Oui, mais pas du tout à cause du studio. Quand je réalise un film de fiction, j’ai un script, des acteurs, et je répète autant que je veux pour arriver à ce que j’ai en tête. Pour ce documentaire ce fut différent : j’avais mon traitement, mais je me suis aperçu que les plans que je faisais étaient complètement différents de ceux du script. Je ne pouvais pas coacher les animaux, je ne pouvais pas interférer avec mes sujets…. On a passé trois mois à attendre un léopard des neiges. En vain. Au moment où on allait reprendre nos affaires et abandonner l’animal est enfin apparu… Forcément ce genre d’aventure modifie tout. De retour sur mon banc de montage, on faisait en fonction de ce qu’on avait. Je devais recomposer le script en fonction des éléments que j’avais tourné dans la journée…

Bizarrement, la confrontation entre l’homme et la nature était déjà au cœur de Kekexili et au moment de la sortie, vous racontiez comment les conditions particulièrement éprouvantes du tournage avaient fait évoluer le film…

Kékéxili a été un film essentiel pour moi - pour savoir comment filmer. C’est effectivement là que j’ai compris que la nature des éléments modifie l’esprit du film. Il y a deux éléments essentiels dans le making of d’un film : le réalisateur (son goût, ses obsessions, sa pensée) et le film en tant que tel, ce qui nous résiste, ce que la nature nous donne ou nous interdit de prendre… Du coup, je dois être assez ouvert, assez sensible, pour trouver le film que je tourne dans ce que l’on me donne. Il faut ouvrir son cœur pour laisser le film advenir… Et en cela, Kékéxili m’avait préparé pour Nés en Chine. Pour Kekexili, j’avais écrit un script afin de clarifier mes idées, organiser le tournage et développer des personnages. Et puis, en rencontrant les montagnards, en me confrontant aux lieux réels, à la difficulté de la vie sur l’Himalaya, j’étais obligé de changer mes plans et de m’adapter. On tournait à plus de 4700 mètres, dans des endroits où l’oxygène était très rare.

* LIGNES DE DONNÉES:

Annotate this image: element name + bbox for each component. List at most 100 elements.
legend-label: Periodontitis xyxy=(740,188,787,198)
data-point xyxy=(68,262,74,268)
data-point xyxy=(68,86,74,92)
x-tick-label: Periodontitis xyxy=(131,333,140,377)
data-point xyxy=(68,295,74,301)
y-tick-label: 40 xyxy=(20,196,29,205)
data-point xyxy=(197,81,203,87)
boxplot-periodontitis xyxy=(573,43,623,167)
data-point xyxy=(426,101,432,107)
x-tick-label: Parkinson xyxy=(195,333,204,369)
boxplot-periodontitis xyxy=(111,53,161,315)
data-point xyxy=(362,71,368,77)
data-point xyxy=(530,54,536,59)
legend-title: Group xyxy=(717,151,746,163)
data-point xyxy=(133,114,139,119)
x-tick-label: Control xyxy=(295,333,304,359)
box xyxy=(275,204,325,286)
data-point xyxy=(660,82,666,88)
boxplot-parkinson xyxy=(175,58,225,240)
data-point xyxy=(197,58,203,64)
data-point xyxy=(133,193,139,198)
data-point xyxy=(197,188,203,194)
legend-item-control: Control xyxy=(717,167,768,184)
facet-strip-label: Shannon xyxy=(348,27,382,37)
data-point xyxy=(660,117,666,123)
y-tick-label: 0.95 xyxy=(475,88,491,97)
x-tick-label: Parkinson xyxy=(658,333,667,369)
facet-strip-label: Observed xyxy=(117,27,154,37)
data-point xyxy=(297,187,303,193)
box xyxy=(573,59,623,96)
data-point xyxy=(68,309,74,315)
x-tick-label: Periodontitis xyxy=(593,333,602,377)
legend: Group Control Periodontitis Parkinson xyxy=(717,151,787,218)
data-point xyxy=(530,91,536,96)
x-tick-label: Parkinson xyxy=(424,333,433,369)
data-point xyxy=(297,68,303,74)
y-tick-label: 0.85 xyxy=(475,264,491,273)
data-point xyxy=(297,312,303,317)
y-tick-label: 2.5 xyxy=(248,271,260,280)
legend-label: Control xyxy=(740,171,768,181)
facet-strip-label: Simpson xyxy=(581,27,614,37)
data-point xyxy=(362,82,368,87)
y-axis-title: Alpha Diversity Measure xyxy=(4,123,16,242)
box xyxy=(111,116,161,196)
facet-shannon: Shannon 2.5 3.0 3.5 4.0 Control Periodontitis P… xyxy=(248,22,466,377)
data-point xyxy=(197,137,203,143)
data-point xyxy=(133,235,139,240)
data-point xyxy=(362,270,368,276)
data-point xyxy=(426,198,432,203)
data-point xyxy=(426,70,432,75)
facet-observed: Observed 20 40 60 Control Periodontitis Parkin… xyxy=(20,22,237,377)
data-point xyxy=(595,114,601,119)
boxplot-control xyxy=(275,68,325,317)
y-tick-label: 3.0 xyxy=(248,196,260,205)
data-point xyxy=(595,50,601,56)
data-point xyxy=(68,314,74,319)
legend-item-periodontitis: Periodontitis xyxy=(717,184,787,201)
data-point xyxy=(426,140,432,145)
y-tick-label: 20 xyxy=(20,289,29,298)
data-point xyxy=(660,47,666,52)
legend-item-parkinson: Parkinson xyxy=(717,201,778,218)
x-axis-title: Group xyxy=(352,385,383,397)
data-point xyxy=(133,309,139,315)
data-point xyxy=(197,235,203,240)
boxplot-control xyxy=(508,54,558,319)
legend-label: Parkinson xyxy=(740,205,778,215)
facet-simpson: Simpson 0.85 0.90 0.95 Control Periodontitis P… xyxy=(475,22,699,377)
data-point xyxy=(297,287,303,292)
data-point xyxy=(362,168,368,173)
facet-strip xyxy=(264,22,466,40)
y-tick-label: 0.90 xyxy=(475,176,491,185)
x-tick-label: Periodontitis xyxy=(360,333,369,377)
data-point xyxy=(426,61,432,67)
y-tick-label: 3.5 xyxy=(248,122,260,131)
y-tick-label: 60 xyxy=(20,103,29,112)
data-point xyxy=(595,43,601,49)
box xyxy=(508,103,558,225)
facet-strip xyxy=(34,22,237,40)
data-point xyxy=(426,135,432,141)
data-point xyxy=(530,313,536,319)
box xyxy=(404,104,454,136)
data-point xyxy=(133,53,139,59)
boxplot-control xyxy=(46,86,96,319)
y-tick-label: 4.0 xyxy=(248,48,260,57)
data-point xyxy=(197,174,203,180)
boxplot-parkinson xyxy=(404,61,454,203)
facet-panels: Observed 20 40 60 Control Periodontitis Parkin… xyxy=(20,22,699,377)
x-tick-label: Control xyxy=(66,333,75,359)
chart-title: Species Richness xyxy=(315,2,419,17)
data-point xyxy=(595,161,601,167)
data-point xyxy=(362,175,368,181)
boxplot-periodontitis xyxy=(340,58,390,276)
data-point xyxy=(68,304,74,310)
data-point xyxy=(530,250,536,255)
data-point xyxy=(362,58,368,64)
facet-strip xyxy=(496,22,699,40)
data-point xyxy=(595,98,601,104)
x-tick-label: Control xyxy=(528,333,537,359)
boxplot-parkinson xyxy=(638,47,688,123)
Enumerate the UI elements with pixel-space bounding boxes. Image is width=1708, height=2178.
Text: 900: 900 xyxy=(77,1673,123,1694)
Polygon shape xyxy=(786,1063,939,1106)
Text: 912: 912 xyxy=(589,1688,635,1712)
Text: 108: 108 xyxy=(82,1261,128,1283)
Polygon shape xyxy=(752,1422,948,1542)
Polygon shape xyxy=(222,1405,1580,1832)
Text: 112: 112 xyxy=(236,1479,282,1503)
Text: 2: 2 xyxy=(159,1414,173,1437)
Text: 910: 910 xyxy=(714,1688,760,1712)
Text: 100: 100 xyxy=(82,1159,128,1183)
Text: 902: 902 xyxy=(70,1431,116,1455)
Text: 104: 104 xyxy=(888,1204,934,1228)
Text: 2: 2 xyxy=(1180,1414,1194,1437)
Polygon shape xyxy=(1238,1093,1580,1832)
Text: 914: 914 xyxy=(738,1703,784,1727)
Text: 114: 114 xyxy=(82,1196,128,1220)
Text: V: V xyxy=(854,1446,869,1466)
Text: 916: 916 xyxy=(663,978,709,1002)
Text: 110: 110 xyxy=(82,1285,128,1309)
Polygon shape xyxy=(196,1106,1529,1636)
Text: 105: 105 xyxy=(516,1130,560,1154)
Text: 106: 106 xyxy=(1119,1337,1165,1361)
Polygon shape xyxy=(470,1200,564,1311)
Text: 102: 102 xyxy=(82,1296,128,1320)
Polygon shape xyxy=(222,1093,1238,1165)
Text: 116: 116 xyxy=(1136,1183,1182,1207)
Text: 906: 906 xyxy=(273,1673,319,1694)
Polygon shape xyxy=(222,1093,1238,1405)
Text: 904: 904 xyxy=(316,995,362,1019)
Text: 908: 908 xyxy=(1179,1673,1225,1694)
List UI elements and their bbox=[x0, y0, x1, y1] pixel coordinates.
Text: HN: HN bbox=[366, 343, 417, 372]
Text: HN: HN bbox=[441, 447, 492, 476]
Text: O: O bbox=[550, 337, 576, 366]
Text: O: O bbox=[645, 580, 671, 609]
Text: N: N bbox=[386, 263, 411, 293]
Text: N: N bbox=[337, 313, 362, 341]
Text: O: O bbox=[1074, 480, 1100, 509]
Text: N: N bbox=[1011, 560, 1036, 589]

* CONSIGNE: Renvoie en entier, mot pour mot, l'extrait sur le tournage de Kekexili et de Nés en Chine.

* SOLUTION COMPLÈTE:
Oui, mais pas du tout à cause du studio. Quand je réalise un film de fiction, j’ai un script, des acteurs, et je répète autant que je veux pour arriver à ce que j’ai en tête. Pour ce documentaire ce fut différent : j’avais mon traitement, mais je me suis aperçu que les plans que je faisais étaient complètement différents de ceux du script. Je ne pouvais pas coacher les animaux, je ne pouvais pas interférer avec mes sujets…. On a passé trois mois à attendre un léopard des neiges. En vain. Au moment où on allait reprendre nos affaires et abandonner l’animal est enfin apparu… Forcément ce genre d’aventure modifie tout. De retour sur mon banc de montage, on faisait en fonction de ce qu’on avait. Je devais recomposer le script en fonction des éléments que j’avais tourné dans la journée…

Bizarrement, la confrontation entre l’homme et la nature était déjà au cœur de Kekexili et au moment de la sortie, vous racontiez comment les conditions particulièrement éprouvantes du tournage avaient fait évoluer le film…

Kékéxili a été un film essentiel pour moi - pour savoir comment filmer. C’est effectivement là que j’ai compris que la nature des éléments modifie l’esprit du film. Il y a deux éléments essentiels dans le making of d’un film : le réalisateur (son goût, ses obsessions, sa pensée) et le film en tant que tel, ce qui nous résiste, ce que la nature nous donne ou nous interdit de prendre… Du coup, je dois être assez ouvert, assez sensible, pour trouver le film que je tourne dans ce que l’on me donne. Il faut ouvrir son cœur pour laisser le film advenir… Et en cela, Kékéxili m’avait préparé pour Nés en Chine. Pour Kekexili, j’avais écrit un script afin de clarifier mes idées, organiser le tournage et développer des personnages. Et puis, en rencontrant les montagnards, en me confrontant aux lieux réels, à la difficulté de la vie sur l’Himalaya, j’étais obligé de changer mes plans et de m’adapter. On tournait à plus de 4700 mètres, dans des endroits où l’oxygène était très rare.